(Stored data)
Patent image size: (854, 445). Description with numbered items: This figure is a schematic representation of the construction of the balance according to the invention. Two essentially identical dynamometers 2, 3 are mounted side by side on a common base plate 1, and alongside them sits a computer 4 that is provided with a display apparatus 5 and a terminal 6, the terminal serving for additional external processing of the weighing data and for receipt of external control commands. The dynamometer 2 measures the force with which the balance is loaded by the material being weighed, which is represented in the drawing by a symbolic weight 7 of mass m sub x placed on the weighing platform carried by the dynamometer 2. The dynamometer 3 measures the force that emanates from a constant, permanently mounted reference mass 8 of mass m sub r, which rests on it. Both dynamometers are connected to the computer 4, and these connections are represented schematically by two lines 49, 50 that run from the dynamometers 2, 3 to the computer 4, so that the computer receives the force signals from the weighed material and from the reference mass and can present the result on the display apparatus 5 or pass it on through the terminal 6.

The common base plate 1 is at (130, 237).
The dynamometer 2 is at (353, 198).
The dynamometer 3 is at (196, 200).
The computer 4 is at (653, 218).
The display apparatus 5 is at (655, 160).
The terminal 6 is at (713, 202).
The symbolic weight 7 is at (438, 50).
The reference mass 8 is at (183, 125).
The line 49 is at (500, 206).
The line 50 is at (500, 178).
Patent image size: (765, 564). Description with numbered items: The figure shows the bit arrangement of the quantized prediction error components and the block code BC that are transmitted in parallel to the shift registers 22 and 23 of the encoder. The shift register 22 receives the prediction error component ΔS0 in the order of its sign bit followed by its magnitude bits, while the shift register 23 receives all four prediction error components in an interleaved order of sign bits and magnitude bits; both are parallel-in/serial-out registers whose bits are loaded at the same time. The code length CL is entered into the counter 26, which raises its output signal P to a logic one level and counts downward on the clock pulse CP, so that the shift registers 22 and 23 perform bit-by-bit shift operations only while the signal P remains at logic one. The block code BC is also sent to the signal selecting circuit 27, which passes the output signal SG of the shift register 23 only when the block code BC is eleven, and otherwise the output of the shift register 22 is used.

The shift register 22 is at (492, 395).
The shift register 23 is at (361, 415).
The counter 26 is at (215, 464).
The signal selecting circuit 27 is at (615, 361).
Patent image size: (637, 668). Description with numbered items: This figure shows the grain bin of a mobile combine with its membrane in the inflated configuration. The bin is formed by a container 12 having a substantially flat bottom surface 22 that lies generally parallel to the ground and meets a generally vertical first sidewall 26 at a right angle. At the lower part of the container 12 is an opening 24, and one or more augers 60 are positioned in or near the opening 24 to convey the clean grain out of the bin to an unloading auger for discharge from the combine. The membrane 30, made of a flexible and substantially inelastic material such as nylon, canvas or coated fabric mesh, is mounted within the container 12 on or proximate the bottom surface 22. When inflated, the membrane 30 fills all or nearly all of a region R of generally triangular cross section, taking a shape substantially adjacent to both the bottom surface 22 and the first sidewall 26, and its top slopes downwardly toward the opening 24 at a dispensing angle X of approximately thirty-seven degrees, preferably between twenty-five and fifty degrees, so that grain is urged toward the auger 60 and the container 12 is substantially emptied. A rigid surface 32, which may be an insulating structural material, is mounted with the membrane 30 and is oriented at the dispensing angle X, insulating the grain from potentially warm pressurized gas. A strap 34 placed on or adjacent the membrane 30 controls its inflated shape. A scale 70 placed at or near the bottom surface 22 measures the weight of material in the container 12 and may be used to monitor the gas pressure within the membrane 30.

Given problem: Copy every line of the rows above word for word.

The completed task:
Patent image size: (854, 445). Description with numbered items: This figure is a schematic representation of the construction of the balance according to the invention. Two essentially identical dynamometers 2, 3 are mounted side by side on a common base plate 1, and alongside them sits a computer 4 that is provided with a display apparatus 5 and a terminal 6, the terminal serving for additional external processing of the weighing data and for receipt of external control commands. The dynamometer 2 measures the force with which the balance is loaded by the material being weighed, which is represented in the drawing by a symbolic weight 7 of mass m sub x placed on the weighing platform carried by the dynamometer 2. The dynamometer 3 measures the force that emanates from a constant, permanently mounted reference mass 8 of mass m sub r, which rests on it. Both dynamometers are connected to the computer 4, and these connections are represented schematically by two lines 49, 50 that run from the dynamometers 2, 3 to the computer 4, so that the computer receives the force signals from the weighed material and from the reference mass and can present the result on the display apparatus 5 or pass it on through the terminal 6.

The common base plate 1 is at (130, 237).
The dynamometer 2 is at (353, 198).
The dynamometer 3 is at (196, 200).
The computer 4 is at (653, 218).
The display apparatus 5 is at (655, 160).
The terminal 6 is at (713, 202).
The symbolic weight 7 is at (438, 50).
The reference mass 8 is at (183, 125).
The line 49 is at (500, 206).
The line 50 is at (500, 178).
Patent image size: (765, 564). Description with numbered items: The figure shows the bit arrangement of the quantized prediction error components and the block code BC that are transmitted in parallel to the shift registers 22 and 23 of the encoder. The shift register 22 receives the prediction error component ΔS0 in the order of its sign bit followed by its magnitude bits, while the shift register 23 receives all four prediction error components in an interleaved order of sign bits and magnitude bits; both are parallel-in/serial-out registers whose bits are loaded at the same time. The code length CL is entered into the counter 26, which raises its output signal P to a logic one level and counts downward on the clock pulse CP, so that the shift registers 22 and 23 perform bit-by-bit shift operations only while the signal P remains at logic one. The block code BC is also sent to the signal selecting circuit 27, which passes the output signal SG of the shift register 23 only when the block code BC is eleven, and otherwise the output of the shift register 22 is used.

The shift register 22 is at (492, 395).
The shift register 23 is at (361, 415).
The counter 26 is at (215, 464).
The signal selecting circuit 27 is at (615, 361).
Patent image size: (637, 668). Description with numbered items: This figure shows the grain bin of a mobile combine with its membrane in the inflated configuration. The bin is formed by a container 12 having a substantially flat bottom surface 22 that lies generally parallel to the ground and meets a generally vertical first sidewall 26 at a right angle. At the lower part of the container 12 is an opening 24, and one or more augers 60 are positioned in or near the opening 24 to convey the clean grain out of the bin to an unloading auger for discharge from the combine. The membrane 30, made of a flexible and substantially inelastic material such as nylon, canvas or coated fabric mesh, is mounted within the container 12 on or proximate the bottom surface 22. When inflated, the membrane 30 fills all or nearly all of a region R of generally triangular cross section, taking a shape substantially adjacent to both the bottom surface 22 and the first sidewall 26, and its top slopes downwardly toward the opening 24 at a dispensing angle X of approximately thirty-seven degrees, preferably between twenty-five and fifty degrees, so that grain is urged toward the auger 60 and the container 12 is substantially emptied. A rigid surface 32, which may be an insulating structural material, is mounted with the membrane 30 and is oriented at the dispensing angle X, insulating the grain from potentially warm pressurized gas. A strap 34 placed on or adjacent the membrane 30 controls its inflated shape. A scale 70 placed at or near the bottom surface 22 measures the weight of material in the container 12 and may be used to monitor the gas pressure within the membrane 30.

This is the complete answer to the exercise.